* Start Exercise materials *
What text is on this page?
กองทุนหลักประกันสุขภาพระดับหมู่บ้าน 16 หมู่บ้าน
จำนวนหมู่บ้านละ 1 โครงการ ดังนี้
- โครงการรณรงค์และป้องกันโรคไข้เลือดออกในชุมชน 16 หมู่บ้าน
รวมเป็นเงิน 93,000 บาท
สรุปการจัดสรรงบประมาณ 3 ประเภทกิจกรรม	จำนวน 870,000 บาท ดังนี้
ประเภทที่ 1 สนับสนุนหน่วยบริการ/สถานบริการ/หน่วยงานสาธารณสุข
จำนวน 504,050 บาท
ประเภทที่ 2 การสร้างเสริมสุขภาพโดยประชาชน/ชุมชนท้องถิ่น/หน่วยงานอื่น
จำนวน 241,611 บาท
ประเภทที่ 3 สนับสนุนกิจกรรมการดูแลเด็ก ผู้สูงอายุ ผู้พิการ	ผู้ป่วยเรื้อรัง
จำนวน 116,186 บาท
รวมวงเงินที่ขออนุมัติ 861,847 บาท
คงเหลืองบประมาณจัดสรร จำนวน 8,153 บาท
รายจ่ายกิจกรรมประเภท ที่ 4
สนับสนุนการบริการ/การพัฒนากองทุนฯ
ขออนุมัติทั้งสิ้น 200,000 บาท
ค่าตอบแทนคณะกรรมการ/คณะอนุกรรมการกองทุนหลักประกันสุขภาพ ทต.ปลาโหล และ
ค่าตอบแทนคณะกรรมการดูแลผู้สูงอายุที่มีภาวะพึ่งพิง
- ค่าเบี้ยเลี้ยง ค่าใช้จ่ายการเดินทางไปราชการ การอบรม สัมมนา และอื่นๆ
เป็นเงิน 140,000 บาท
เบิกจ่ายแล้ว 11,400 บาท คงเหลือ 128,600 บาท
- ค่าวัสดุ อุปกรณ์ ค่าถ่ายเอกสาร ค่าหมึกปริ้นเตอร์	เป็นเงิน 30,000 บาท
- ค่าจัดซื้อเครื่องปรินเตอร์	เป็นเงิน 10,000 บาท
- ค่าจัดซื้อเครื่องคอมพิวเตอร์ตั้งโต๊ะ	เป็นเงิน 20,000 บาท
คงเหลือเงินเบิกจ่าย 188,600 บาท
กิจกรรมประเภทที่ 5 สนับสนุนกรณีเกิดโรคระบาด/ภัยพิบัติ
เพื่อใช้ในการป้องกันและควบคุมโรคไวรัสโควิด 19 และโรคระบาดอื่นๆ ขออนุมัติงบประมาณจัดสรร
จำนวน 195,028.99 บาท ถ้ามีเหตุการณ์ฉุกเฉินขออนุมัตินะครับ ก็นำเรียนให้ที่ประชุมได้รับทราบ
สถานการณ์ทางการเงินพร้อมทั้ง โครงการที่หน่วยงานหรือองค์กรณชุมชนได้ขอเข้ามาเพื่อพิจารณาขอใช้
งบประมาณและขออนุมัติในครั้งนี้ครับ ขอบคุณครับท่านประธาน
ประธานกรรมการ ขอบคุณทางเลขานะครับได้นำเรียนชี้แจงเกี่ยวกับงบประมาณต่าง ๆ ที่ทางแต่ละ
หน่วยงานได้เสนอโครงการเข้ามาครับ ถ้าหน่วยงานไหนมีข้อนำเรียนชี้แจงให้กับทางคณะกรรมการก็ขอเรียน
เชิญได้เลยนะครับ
* End Exercise materials *
- _Description of the task_
Please quote the data above in full, with no line missing.

- _Exercise result_
What text is on this page?
กองทุนหลักประกันสุขภาพระดับหมู่บ้าน 16 หมู่บ้าน
จำนวนหมู่บ้านละ 1 โครงการ ดังนี้
- โครงการรณรงค์และป้องกันโรคไข้เลือดออกในชุมชน 16 หมู่บ้าน
รวมเป็นเงิน 93,000 บาท
สรุปการจัดสรรงบประมาณ 3 ประเภทกิจกรรม	จำนวน 870,000 บาท ดังนี้
ประเภทที่ 1 สนับสนุนหน่วยบริการ/สถานบริการ/หน่วยงานสาธารณสุข
จำนวน 504,050 บาท
ประเภทที่ 2 การสร้างเสริมสุขภาพโดยประชาชน/ชุมชนท้องถิ่น/หน่วยงานอื่น
จำนวน 241,611 บาท
ประเภทที่ 3 สนับสนุนกิจกรรมการดูแลเด็ก ผู้สูงอายุ ผู้พิการ	ผู้ป่วยเรื้อรัง
จำนวน 116,186 บาท
รวมวงเงินที่ขออนุมัติ 861,847 บาท
คงเหลืองบประมาณจัดสรร จำนวน 8,153 บาท
รายจ่ายกิจกรรมประเภท ที่ 4
สนับสนุนการบริการ/การพัฒนากองทุนฯ
ขออนุมัติทั้งสิ้น 200,000 บาท
ค่าตอบแทนคณะกรรมการ/คณะอนุกรรมการกองทุนหลักประกันสุขภาพ ทต.ปลาโหล และ
ค่าตอบแทนคณะกรรมการดูแลผู้สูงอายุที่มีภาวะพึ่งพิง
- ค่าเบี้ยเลี้ยง ค่าใช้จ่ายการเดินทางไปราชการ การอบรม สัมมนา และอื่นๆ
เป็นเงิน 140,000 บาท
เบิกจ่ายแล้ว 11,400 บาท คงเหลือ 128,600 บาท
- ค่าวัสดุ อุปกรณ์ ค่าถ่ายเอกสาร ค่าหมึกปริ้นเตอร์	เป็นเงิน 30,000 บาท
- ค่าจัดซื้อเครื่องปรินเตอร์	เป็นเงิน 10,000 บาท
- ค่าจัดซื้อเครื่องคอมพิวเตอร์ตั้งโต๊ะ	เป็นเงิน 20,000 บาท
คงเหลือเงินเบิกจ่าย 188,600 บาท
กิจกรรมประเภทที่ 5 สนับสนุนกรณีเกิดโรคระบาด/ภัยพิบัติ
เพื่อใช้ในการป้องกันและควบคุมโรคไวรัสโควิด 19 และโรคระบาดอื่นๆ ขออนุมัติงบประมาณจัดสรร
จำนวน 195,028.99 บาท ถ้ามีเหตุการณ์ฉุกเฉินขออนุมัตินะครับ ก็นำเรียนให้ที่ประชุมได้รับทราบ
สถานการณ์ทางการเงินพร้อมทั้ง โครงการที่หน่วยงานหรือองค์กรณชุมชนได้ขอเข้ามาเพื่อพิจารณาขอใช้
งบประมาณและขออนุมัติในครั้งนี้ครับ ขอบคุณครับท่านประธาน
ประธานกรรมการ ขอบคุณทางเลขานะครับได้นำเรียนชี้แจงเกี่ยวกับงบประมาณต่าง ๆ ที่ทางแต่ละ
หน่วยงานได้เสนอโครงการเข้ามาครับ ถ้าหน่วยงานไหนมีข้อนำเรียนชี้แจงให้กับทางคณะกรรมการก็ขอเรียน
เชิญได้เลยนะครับ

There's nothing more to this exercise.